* START Extracted data *

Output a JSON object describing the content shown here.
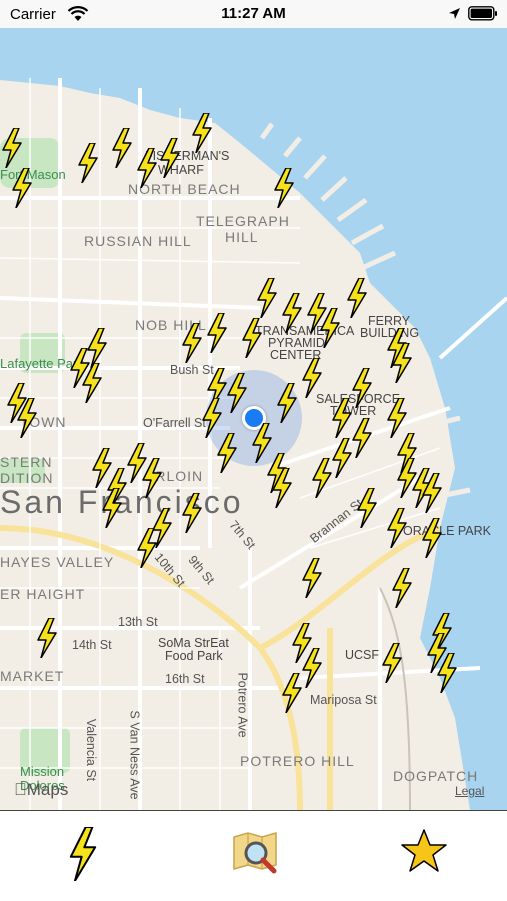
{
  "status_bar": {
    "carrier": "Carrier",
    "time": "11:27 AM"
  },
  "map": {
    "neighborhoods": [
      "NORTH BEACH",
      "TELEGRAPH",
      "HILL",
      "RUSSIAN HILL",
      "NOB HILL",
      "San Francisco",
      "HAYES VALLEY",
      "ER HAIGHT",
      "MARKET",
      "POTRERO HILL",
      "DOGPATCH",
      "TOWN",
      "STERN",
      "DITION",
      "ERLOIN"
    ],
    "landmarks": [
      "FISHERMAN'S",
      "WHARF",
      "FERRY",
      "BUILDING",
      "TRANSAMERICA",
      "PYRAMID",
      "CENTER",
      "SALESFORCE",
      "TOWER",
      "ORACLE PARK",
      "UCSF",
      "SoMa StrEat",
      "Food Park"
    ],
    "parks": [
      "Fort Mason",
      "Lafayette Park",
      "Mission",
      "Dolores"
    ],
    "streets": [
      "Bush St",
      "O'Farrell St",
      "7th St",
      "10th St",
      "9th St",
      "13th St",
      "14th St",
      "16th St",
      "Brannan St",
      "Mariposa St",
      "Potrero Ave",
      "S Van Ness Ave",
      "Valencia St"
    ],
    "maps_logo": "Maps",
    "legal": "Legal"
  },
  "tab_bar": {
    "items": [
      {
        "name": "charging-stations-tab",
        "icon": "lightning-bolt-icon"
      },
      {
        "name": "search-map-tab",
        "icon": "map-search-icon"
      },
      {
        "name": "favorites-tab",
        "icon": "star-icon"
      }
    ]
  },
  "colors": {
    "water": "#a8d4f0",
    "land": "#f3eee5",
    "park": "#c8e6c1",
    "bolt_fill": "#f5e21a",
    "user_location": "#1a7cf2",
    "star": "#f5c518"
  }
}
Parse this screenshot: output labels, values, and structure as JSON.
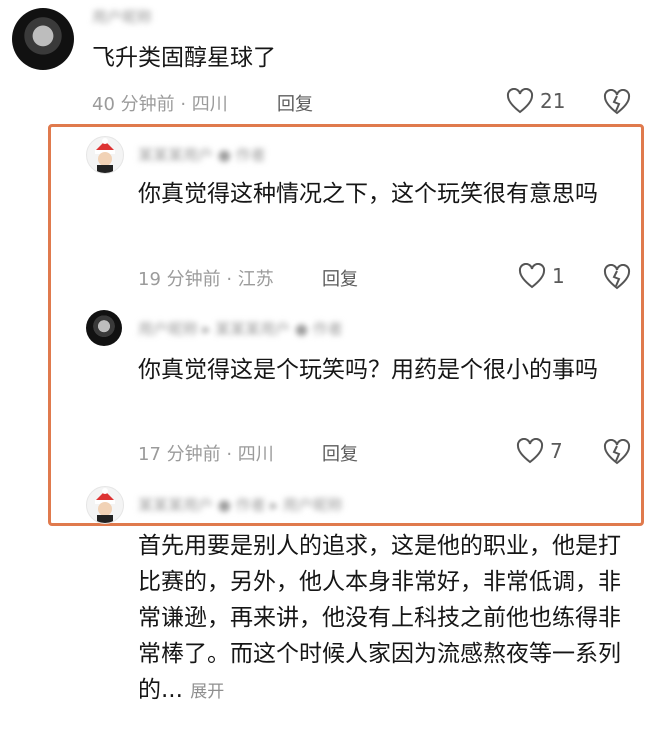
{
  "main_comment": {
    "username_blurred": "用户昵称",
    "text": "飞升类固醇星球了",
    "time_location": "40 分钟前 · 四川",
    "reply_label": "回复",
    "likes": "21"
  },
  "replies": [
    {
      "username_blurred": "某某某用户 ● 作者",
      "text": "你真觉得这种情况之下，这个玩笑很有意思吗",
      "time_location": "19 分钟前 · 江苏",
      "reply_label": "回复",
      "likes": "1"
    },
    {
      "username_blurred": "用户昵称 ▸ 某某某用户 ● 作者",
      "text": "你真觉得这是个玩笑吗？用药是个很小的事吗",
      "time_location": "17 分钟前 · 四川",
      "reply_label": "回复",
      "likes": "7"
    },
    {
      "username_blurred": "某某某用户 ● 作者 ▸ 用户昵称",
      "text": "首先用要是别人的追求，这是他的职业，他是打比赛的，另外，他人本身非常好，非常低调，非常谦逊，再来讲，他没有上科技之前他也练得非常棒了。而这个时候人家因为流感熬夜等一系列的...",
      "expand_label": "展开"
    }
  ],
  "colors": {
    "highlight": "#e07a4d",
    "meta": "#9b9b9b"
  }
}
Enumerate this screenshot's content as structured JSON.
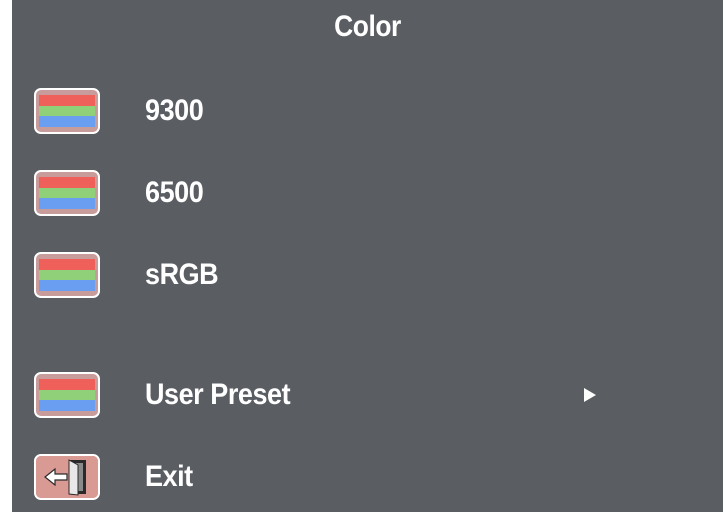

* END Extracted data *

| The task |
Extract every line of the records above that contains the word "screenshot".

| Written solution |
Parse this screenshot: output labels, values, and structure as JSON.
Enumerate this screenshot's content as structured JSON.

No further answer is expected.